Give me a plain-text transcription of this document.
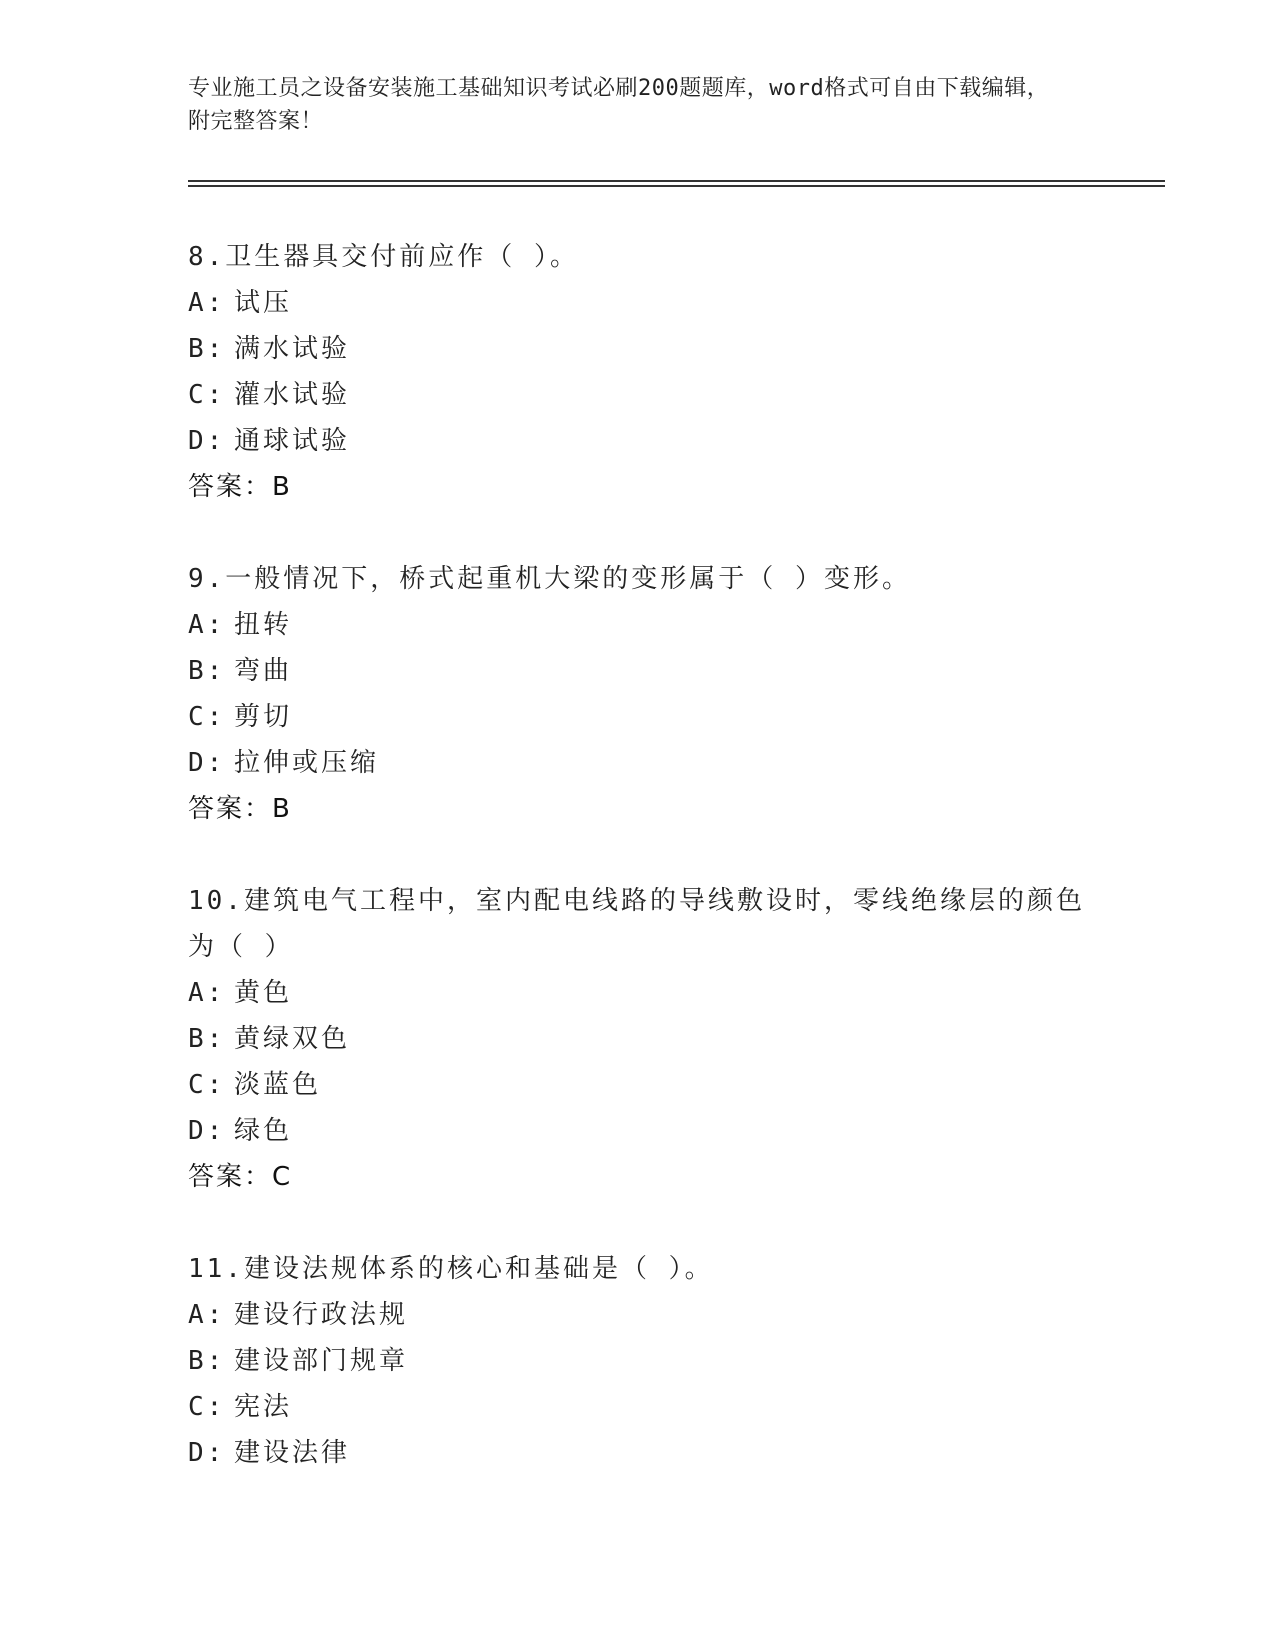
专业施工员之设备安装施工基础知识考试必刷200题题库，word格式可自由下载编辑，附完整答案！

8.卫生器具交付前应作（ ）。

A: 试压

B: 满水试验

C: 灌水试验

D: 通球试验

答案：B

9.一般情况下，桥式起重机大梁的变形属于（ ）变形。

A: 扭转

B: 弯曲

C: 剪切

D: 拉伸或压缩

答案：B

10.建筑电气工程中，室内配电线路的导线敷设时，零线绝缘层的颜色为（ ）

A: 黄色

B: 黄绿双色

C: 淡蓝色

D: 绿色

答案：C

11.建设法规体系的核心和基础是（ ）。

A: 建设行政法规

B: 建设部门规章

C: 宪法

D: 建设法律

◆ GIVEN EXERCISE
Except for the pictures, reproduce every line exactly.

◆ TASK SOLUTION
Give me a plain-text transcription of this document.
专业施工员之设备安装施工基础知识考试必刷200题题库，word格式可自由下载编辑，附完整答案！

8.卫生器具交付前应作（ ）。

A: 试压

B: 满水试验

C: 灌水试验

D: 通球试验

答案：B

9.一般情况下，桥式起重机大梁的变形属于（ ）变形。

A: 扭转

B: 弯曲

C: 剪切

D: 拉伸或压缩

答案：B

10.建筑电气工程中，室内配电线路的导线敷设时，零线绝缘层的颜色为（ ）

A: 黄色

B: 黄绿双色

C: 淡蓝色

D: 绿色

答案：C

11.建设法规体系的核心和基础是（ ）。

A: 建设行政法规

B: 建设部门规章

C: 宪法

D: 建设法律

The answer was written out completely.